(Rows from a figure dataset)
● ● ● ●

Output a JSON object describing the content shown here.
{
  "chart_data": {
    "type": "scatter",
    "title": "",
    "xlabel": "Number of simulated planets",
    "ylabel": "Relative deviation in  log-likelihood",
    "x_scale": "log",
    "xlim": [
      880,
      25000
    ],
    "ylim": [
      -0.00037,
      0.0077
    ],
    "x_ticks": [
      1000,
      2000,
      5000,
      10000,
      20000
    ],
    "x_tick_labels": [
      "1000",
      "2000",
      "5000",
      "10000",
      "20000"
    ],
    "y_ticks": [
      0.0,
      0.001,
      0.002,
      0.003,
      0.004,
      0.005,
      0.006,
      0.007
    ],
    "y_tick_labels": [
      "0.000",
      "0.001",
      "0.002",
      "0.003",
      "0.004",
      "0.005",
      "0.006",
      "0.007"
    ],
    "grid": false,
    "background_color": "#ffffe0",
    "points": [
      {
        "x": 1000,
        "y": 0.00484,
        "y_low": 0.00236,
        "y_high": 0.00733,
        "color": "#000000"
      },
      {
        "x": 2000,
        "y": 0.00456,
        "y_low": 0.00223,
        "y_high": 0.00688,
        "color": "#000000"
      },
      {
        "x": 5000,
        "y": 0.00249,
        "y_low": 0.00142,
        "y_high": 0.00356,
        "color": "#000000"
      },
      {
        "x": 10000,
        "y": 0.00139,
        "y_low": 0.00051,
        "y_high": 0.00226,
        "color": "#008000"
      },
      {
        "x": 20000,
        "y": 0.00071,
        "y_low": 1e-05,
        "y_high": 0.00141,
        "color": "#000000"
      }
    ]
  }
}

● ● ● ●

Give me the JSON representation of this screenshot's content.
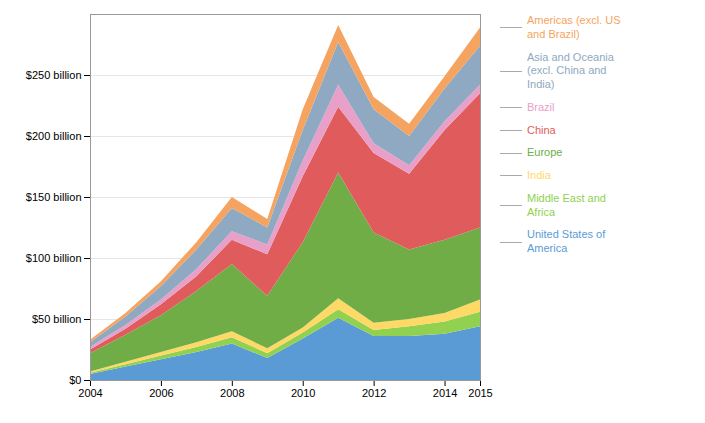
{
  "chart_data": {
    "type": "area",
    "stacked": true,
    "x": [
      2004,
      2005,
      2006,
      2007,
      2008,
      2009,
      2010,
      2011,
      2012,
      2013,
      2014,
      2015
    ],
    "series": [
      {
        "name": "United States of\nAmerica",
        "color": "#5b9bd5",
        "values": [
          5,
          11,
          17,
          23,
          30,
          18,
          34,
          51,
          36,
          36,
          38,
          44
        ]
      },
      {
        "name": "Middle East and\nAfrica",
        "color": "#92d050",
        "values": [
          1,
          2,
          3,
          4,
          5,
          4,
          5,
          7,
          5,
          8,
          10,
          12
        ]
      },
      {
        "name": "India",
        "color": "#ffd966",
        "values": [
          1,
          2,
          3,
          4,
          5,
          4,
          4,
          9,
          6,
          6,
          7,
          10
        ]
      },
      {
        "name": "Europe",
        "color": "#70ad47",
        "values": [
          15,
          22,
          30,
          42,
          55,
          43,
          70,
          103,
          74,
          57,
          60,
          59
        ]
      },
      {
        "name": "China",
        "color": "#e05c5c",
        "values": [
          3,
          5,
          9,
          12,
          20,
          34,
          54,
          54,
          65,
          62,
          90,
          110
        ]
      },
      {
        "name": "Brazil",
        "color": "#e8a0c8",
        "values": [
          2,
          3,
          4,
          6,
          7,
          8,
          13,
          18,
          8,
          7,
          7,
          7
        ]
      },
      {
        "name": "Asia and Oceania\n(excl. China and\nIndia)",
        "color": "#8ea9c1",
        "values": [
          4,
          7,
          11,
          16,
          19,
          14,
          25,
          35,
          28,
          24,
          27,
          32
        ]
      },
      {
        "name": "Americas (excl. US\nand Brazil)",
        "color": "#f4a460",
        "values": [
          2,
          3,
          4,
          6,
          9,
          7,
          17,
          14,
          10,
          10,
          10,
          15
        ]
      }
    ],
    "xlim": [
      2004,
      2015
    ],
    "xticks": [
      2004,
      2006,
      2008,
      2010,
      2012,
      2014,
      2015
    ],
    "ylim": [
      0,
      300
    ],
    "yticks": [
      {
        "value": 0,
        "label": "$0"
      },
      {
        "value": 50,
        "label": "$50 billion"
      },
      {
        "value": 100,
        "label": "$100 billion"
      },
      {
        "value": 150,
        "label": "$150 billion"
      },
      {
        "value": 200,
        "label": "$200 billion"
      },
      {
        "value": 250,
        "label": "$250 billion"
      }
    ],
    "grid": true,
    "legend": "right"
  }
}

● ● ● ●

◆ WHAT IS NEEDED:
Work out how many lines above contain the word "excl". Give only the number.

◆ COMPLETED EXERCISE:
2